▶ **Request**
All of the records below must be output exactly, with no pictures carried over.

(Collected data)
* * * * *

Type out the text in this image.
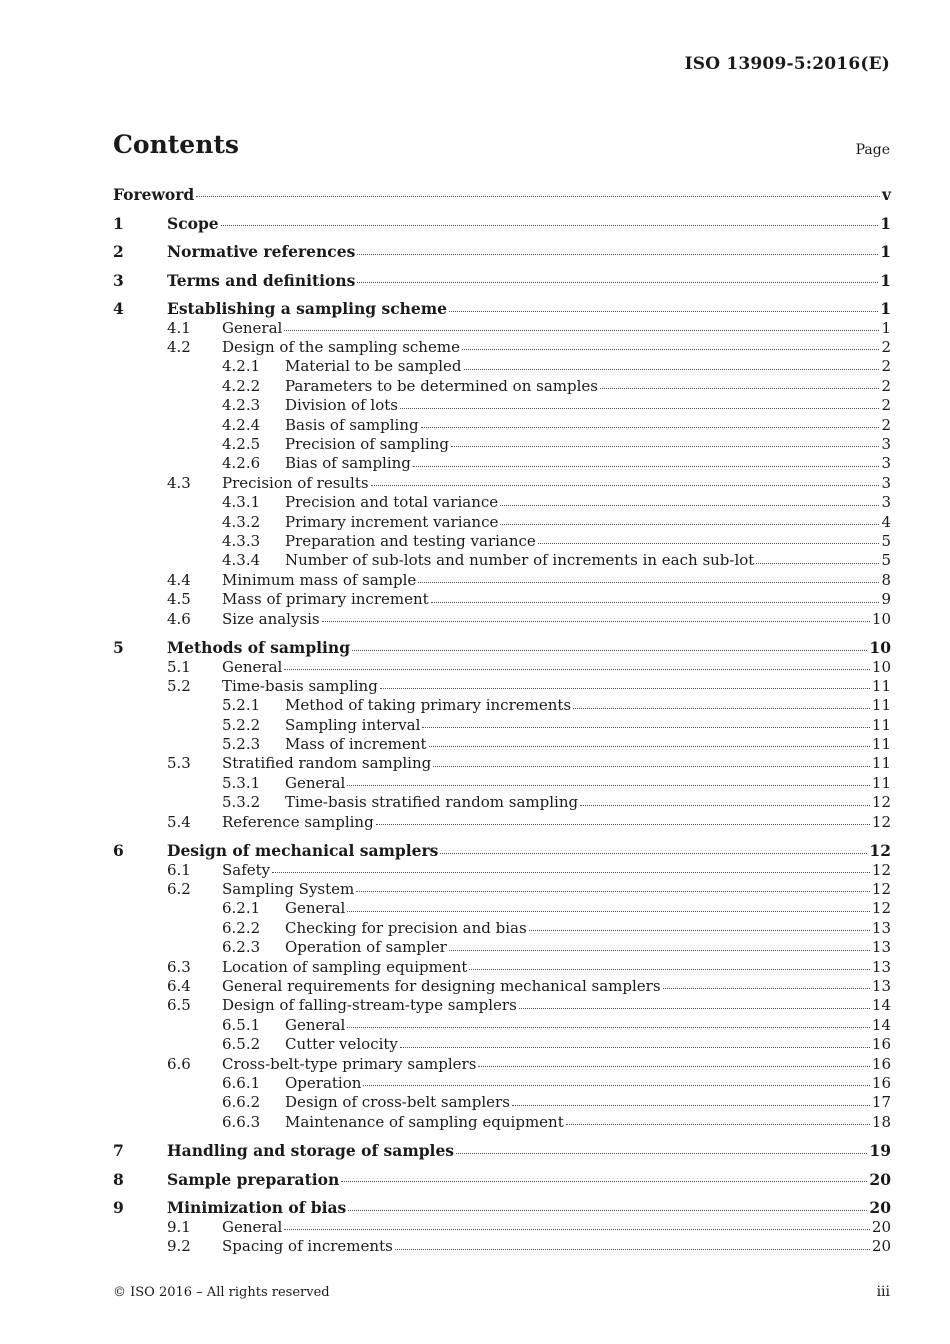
ISO 13909-5:2016(E)
Contents	Page
Foreword	v
1	Scope	1
2	Normative references	1
3	Terms and definitions	1
4	Establishing a sampling scheme	1
4.1 General	1
4.2 Design of the sampling scheme	2
4.2.1 Material to be sampled	2
4.2.2 Parameters to be determined on samples	2
4.2.3 Division of lots	2
4.2.4 Basis of sampling	2
4.2.5 Precision of sampling	3
4.2.6 Bias of sampling	3
4.3 Precision of results	3
4.3.1 Precision and total variance	3
4.3.2 Primary increment variance	4
4.3.3 Preparation and testing variance	5
4.3.4 Number of sub-lots and number of increments in each sub-lot	5
4.4 Minimum mass of sample	8
4.5 Mass of primary increment	9
4.6 Size analysis	10
5	Methods of sampling	10
5.1 General	10
5.2 Time-basis sampling	11
5.2.1 Method of taking primary increments	11
5.2.2 Sampling interval	11
5.2.3 Mass of increment	11
5.3 Stratified random sampling	11
5.3.1 General	11
5.3.2 Time-basis stratified random sampling	12
5.4 Reference sampling	12
6	Design of mechanical samplers	12
6.1 Safety	12
6.2 Sampling System	12
6.2.1 General	12
6.2.2 Checking for precision and bias	13
6.2.3 Operation of sampler	13
6.3 Location of sampling equipment	13
6.4 General requirements for designing mechanical samplers	13
6.5 Design of falling-stream-type samplers	14
6.5.1 General	14
6.5.2 Cutter velocity	16
6.6 Cross-belt-type primary samplers	16
6.6.1 Operation	16
6.6.2 Design of cross-belt samplers	17
6.6.3 Maintenance of sampling equipment	18
7	Handling and storage of samples	19
8	Sample preparation	20
9	Minimization of bias	20
9.1 General	20
9.2 Spacing of increments	20
© ISO 2016 – All rights reserved	iii
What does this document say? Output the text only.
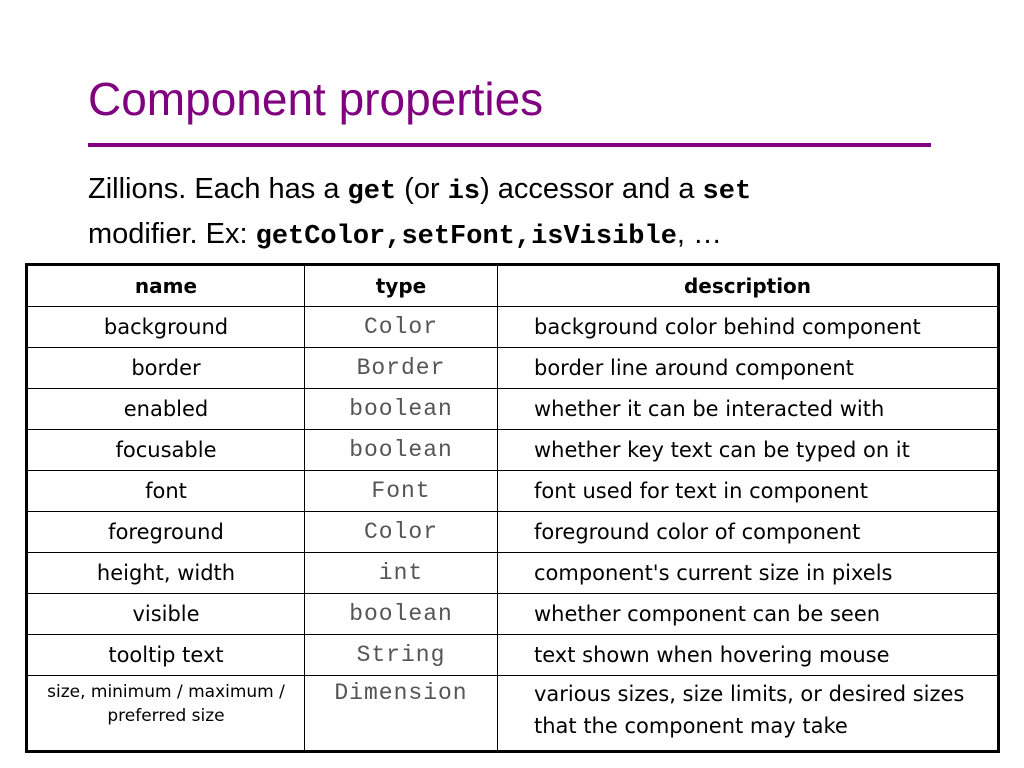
Component properties
Zillions. Each has a get (or is) accessor and a set
modifier. Ex: getColor,setFont,isVisible, …
name	type	description
background	Color	background color behind component
border	Border	border line around component
enabled	boolean	whether it can be interacted with
focusable	boolean	whether key text can be typed on it
font	Font	font used for text in component
foreground	Color	foreground color of component
height, width	int	component's current size in pixels
visible	boolean	whether component can be seen
tooltip text	String	text shown when hovering mouse
size, minimum / maximum / preferred size	Dimension	various sizes, size limits, or desired sizes that the component may take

* * * * *

▶ **Result of the exercise**
Type out the text in this image.
ISO 13909-5:2016(E)
Contents	Page
Foreword	v
1	Scope	1
2	Normative references	1
3	Terms and definitions	1
4	Establishing a sampling scheme	1
4.1 General	1
4.2 Design of the sampling scheme	2
4.2.1 Material to be sampled	2
4.2.2 Parameters to be determined on samples	2
4.2.3 Division of lots	2
4.2.4 Basis of sampling	2
4.2.5 Precision of sampling	3
4.2.6 Bias of sampling	3
4.3 Precision of results	3
4.3.1 Precision and total variance	3
4.3.2 Primary increment variance	4
4.3.3 Preparation and testing variance	5
4.3.4 Number of sub-lots and number of increments in each sub-lot	5
4.4 Minimum mass of sample	8
4.5 Mass of primary increment	9
4.6 Size analysis	10
5	Methods of sampling	10
5.1 General	10
5.2 Time-basis sampling	11
5.2.1 Method of taking primary increments	11
5.2.2 Sampling interval	11
5.2.3 Mass of increment	11
5.3 Stratified random sampling	11
5.3.1 General	11
5.3.2 Time-basis stratified random sampling	12
5.4 Reference sampling	12
6	Design of mechanical samplers	12
6.1 Safety	12
6.2 Sampling System	12
6.2.1 General	12
6.2.2 Checking for precision and bias	13
6.2.3 Operation of sampler	13
6.3 Location of sampling equipment	13
6.4 General requirements for designing mechanical samplers	13
6.5 Design of falling-stream-type samplers	14
6.5.1 General	14
6.5.2 Cutter velocity	16
6.6 Cross-belt-type primary samplers	16
6.6.1 Operation	16
6.6.2 Design of cross-belt samplers	17
6.6.3 Maintenance of sampling equipment	18
7	Handling and storage of samples	19
8	Sample preparation	20
9	Minimization of bias	20
9.1 General	20
9.2 Spacing of increments	20
© ISO 2016 – All rights reserved	iii
What does this document say? Output the text only.
Component properties
Zillions. Each has a get (or is) accessor and a set
modifier. Ex: getColor,setFont,isVisible, …
name	type	description
background	Color	background color behind component
border	Border	border line around component
enabled	boolean	whether it can be interacted with
focusable	boolean	whether key text can be typed on it
font	Font	font used for text in component
foreground	Color	foreground color of component
height, width	int	component's current size in pixels
visible	boolean	whether component can be seen
tooltip text	String	text shown when hovering mouse
size, minimum / maximum / preferred size	Dimension	various sizes, size limits, or desired sizes that the component may take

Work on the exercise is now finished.